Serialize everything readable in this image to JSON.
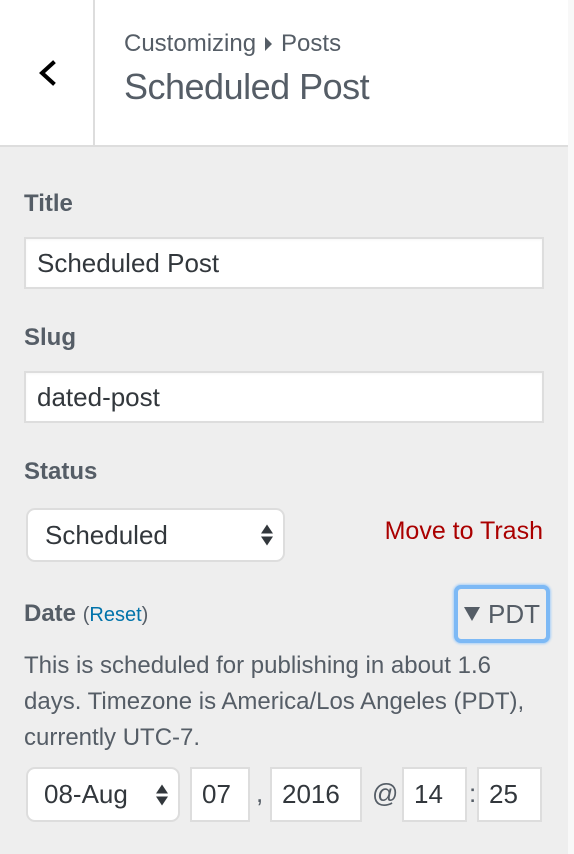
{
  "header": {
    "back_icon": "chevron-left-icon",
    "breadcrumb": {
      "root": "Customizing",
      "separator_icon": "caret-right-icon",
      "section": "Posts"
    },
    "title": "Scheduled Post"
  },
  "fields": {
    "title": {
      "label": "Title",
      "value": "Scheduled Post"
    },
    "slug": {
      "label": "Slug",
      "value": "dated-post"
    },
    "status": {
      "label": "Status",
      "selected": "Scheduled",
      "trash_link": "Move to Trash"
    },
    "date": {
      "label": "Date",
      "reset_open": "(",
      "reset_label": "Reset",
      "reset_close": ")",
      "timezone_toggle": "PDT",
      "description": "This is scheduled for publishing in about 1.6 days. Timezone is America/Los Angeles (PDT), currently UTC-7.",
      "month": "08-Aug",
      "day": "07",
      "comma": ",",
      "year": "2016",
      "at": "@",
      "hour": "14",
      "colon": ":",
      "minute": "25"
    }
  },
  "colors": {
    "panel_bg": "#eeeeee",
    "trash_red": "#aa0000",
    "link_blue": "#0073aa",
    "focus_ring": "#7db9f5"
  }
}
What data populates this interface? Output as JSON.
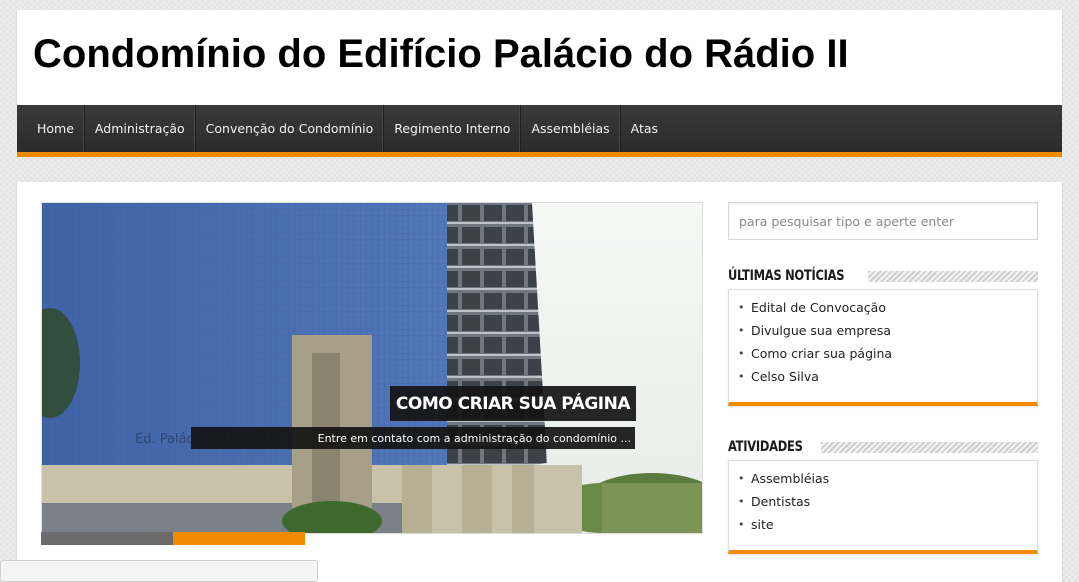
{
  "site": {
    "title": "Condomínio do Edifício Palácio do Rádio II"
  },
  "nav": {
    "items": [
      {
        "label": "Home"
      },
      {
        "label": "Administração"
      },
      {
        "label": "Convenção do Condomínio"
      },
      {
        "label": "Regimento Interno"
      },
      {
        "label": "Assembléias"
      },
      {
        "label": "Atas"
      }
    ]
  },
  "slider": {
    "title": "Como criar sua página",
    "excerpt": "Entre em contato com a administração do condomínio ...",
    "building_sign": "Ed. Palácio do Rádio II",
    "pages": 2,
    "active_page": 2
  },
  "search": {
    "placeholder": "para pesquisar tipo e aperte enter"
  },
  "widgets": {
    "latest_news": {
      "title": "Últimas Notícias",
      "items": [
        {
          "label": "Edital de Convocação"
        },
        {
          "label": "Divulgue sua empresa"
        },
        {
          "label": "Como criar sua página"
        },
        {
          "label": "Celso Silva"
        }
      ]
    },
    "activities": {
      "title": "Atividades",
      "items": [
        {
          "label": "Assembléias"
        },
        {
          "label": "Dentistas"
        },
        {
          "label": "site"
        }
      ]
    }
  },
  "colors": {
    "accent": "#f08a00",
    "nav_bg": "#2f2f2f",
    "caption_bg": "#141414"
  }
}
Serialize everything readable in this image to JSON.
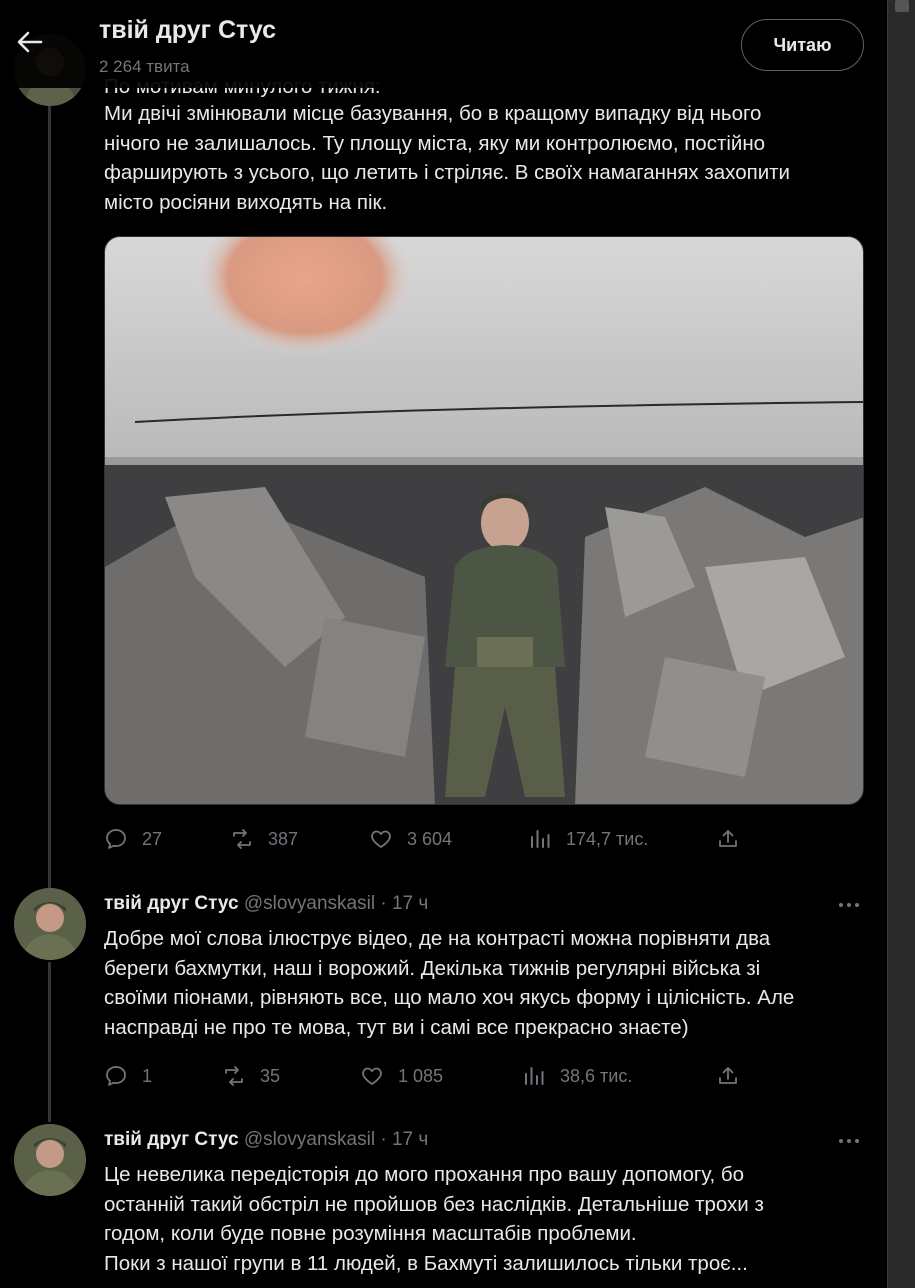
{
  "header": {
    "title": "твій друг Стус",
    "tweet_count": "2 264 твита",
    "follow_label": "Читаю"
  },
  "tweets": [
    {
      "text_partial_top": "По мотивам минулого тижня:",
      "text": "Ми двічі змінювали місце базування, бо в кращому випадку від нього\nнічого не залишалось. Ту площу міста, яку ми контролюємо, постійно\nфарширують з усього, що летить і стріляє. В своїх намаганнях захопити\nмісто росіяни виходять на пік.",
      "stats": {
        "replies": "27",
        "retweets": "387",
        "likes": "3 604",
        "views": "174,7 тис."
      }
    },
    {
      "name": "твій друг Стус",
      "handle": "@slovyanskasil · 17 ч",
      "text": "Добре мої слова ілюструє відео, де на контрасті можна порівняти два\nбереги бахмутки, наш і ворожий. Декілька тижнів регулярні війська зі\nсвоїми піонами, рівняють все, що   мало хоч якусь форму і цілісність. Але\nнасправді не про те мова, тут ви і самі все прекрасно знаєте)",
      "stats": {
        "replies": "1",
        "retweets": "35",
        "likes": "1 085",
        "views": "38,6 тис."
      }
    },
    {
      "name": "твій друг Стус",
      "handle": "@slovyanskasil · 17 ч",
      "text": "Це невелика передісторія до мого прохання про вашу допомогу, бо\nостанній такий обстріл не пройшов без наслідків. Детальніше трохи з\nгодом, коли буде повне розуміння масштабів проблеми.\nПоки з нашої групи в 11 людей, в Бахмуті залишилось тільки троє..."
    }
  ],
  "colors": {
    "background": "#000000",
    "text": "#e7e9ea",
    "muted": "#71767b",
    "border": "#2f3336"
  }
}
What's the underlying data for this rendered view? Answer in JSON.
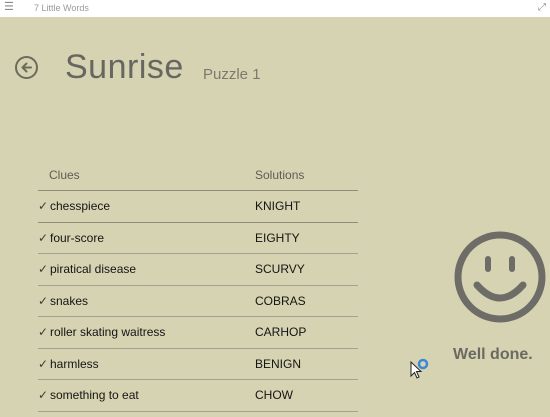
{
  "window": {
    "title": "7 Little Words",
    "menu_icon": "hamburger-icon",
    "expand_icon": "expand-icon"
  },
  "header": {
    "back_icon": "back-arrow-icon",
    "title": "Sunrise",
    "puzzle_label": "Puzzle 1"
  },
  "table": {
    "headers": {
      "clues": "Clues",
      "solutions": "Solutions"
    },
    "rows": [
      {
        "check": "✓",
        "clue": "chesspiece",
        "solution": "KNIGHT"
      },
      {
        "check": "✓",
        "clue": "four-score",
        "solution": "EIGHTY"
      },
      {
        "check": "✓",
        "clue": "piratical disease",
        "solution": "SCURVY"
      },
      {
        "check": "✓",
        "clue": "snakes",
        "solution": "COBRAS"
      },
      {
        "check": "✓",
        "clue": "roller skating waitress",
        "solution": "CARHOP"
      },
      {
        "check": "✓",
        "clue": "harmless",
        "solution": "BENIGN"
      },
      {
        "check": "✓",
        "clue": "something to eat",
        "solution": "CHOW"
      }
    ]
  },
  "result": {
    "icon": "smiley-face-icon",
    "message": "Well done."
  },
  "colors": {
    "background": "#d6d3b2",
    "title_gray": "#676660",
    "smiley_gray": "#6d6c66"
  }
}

——————

▶ **Aim**: Reproduce the material word for word, minus the images.

▶ **Response for this exercise**:
Serialize everything readable in this image to JSON.
{
  "header": {
    "back_icon": "chevron-left-icon",
    "breadcrumb": {
      "root": "Customizing",
      "separator_icon": "caret-right-icon",
      "section": "Posts"
    },
    "title": "Scheduled Post"
  },
  "fields": {
    "title": {
      "label": "Title",
      "value": "Scheduled Post"
    },
    "slug": {
      "label": "Slug",
      "value": "dated-post"
    },
    "status": {
      "label": "Status",
      "selected": "Scheduled",
      "trash_link": "Move to Trash"
    },
    "date": {
      "label": "Date",
      "reset_open": "(",
      "reset_label": "Reset",
      "reset_close": ")",
      "timezone_toggle": "PDT",
      "description": "This is scheduled for publishing in about 1.6 days. Timezone is America/Los Angeles (PDT), currently UTC-7.",
      "month": "08-Aug",
      "day": "07",
      "comma": ",",
      "year": "2016",
      "at": "@",
      "hour": "14",
      "colon": ":",
      "minute": "25"
    }
  },
  "colors": {
    "panel_bg": "#eeeeee",
    "trash_red": "#aa0000",
    "link_blue": "#0073aa",
    "focus_ring": "#7db9f5"
  }
}
What data populates this interface? Output as JSON.
{
  "site": {
    "title": "Condomínio do Edifício Palácio do Rádio II"
  },
  "nav": {
    "items": [
      {
        "label": "Home"
      },
      {
        "label": "Administração"
      },
      {
        "label": "Convenção do Condomínio"
      },
      {
        "label": "Regimento Interno"
      },
      {
        "label": "Assembléias"
      },
      {
        "label": "Atas"
      }
    ]
  },
  "slider": {
    "title": "Como criar sua página",
    "excerpt": "Entre em contato com a administração do condomínio ...",
    "building_sign": "Ed. Palácio do Rádio II",
    "pages": 2,
    "active_page": 2
  },
  "search": {
    "placeholder": "para pesquisar tipo e aperte enter"
  },
  "widgets": {
    "latest_news": {
      "title": "Últimas Notícias",
      "items": [
        {
          "label": "Edital de Convocação"
        },
        {
          "label": "Divulgue sua empresa"
        },
        {
          "label": "Como criar sua página"
        },
        {
          "label": "Celso Silva"
        }
      ]
    },
    "activities": {
      "title": "Atividades",
      "items": [
        {
          "label": "Assembléias"
        },
        {
          "label": "Dentistas"
        },
        {
          "label": "site"
        }
      ]
    }
  },
  "colors": {
    "accent": "#f08a00",
    "nav_bg": "#2f2f2f",
    "caption_bg": "#141414"
  }
}
Serialize everything readable in this image to JSON.
{
  "header": {
    "title": "твій друг Стус",
    "tweet_count": "2 264 твита",
    "follow_label": "Читаю"
  },
  "tweets": [
    {
      "text_partial_top": "По мотивам минулого тижня:",
      "text": "Ми двічі змінювали місце базування, бо в кращому випадку від нього\nнічого не залишалось. Ту площу міста, яку ми контролюємо, постійно\nфарширують з усього, що летить і стріляє. В своїх намаганнях захопити\nмісто росіяни виходять на пік.",
      "stats": {
        "replies": "27",
        "retweets": "387",
        "likes": "3 604",
        "views": "174,7 тис."
      }
    },
    {
      "name": "твій друг Стус",
      "handle": "@slovyanskasil · 17 ч",
      "text": "Добре мої слова ілюструє відео, де на контрасті можна порівняти два\nбереги бахмутки, наш і ворожий. Декілька тижнів регулярні війська зі\nсвоїми піонами, рівняють все, що   мало хоч якусь форму і цілісність. Але\nнасправді не про те мова, тут ви і самі все прекрасно знаєте)",
      "stats": {
        "replies": "1",
        "retweets": "35",
        "likes": "1 085",
        "views": "38,6 тис."
      }
    },
    {
      "name": "твій друг Стус",
      "handle": "@slovyanskasil · 17 ч",
      "text": "Це невелика передісторія до мого прохання про вашу допомогу, бо\nостанній такий обстріл не пройшов без наслідків. Детальніше трохи з\nгодом, коли буде повне розуміння масштабів проблеми.\nПоки з нашої групи в 11 людей, в Бахмуті залишилось тільки троє..."
    }
  ],
  "colors": {
    "background": "#000000",
    "text": "#e7e9ea",
    "muted": "#71767b",
    "border": "#2f3336"
  }
}
What's the underlying data for this rendered view? Answer in JSON.
{
  "window": {
    "title": "7 Little Words",
    "menu_icon": "hamburger-icon",
    "expand_icon": "expand-icon"
  },
  "header": {
    "back_icon": "back-arrow-icon",
    "title": "Sunrise",
    "puzzle_label": "Puzzle 1"
  },
  "table": {
    "headers": {
      "clues": "Clues",
      "solutions": "Solutions"
    },
    "rows": [
      {
        "check": "✓",
        "clue": "chesspiece",
        "solution": "KNIGHT"
      },
      {
        "check": "✓",
        "clue": "four-score",
        "solution": "EIGHTY"
      },
      {
        "check": "✓",
        "clue": "piratical disease",
        "solution": "SCURVY"
      },
      {
        "check": "✓",
        "clue": "snakes",
        "solution": "COBRAS"
      },
      {
        "check": "✓",
        "clue": "roller skating waitress",
        "solution": "CARHOP"
      },
      {
        "check": "✓",
        "clue": "harmless",
        "solution": "BENIGN"
      },
      {
        "check": "✓",
        "clue": "something to eat",
        "solution": "CHOW"
      }
    ]
  },
  "result": {
    "icon": "smiley-face-icon",
    "message": "Well done."
  },
  "colors": {
    "background": "#d6d3b2",
    "title_gray": "#676660",
    "smiley_gray": "#6d6c66"
  }
}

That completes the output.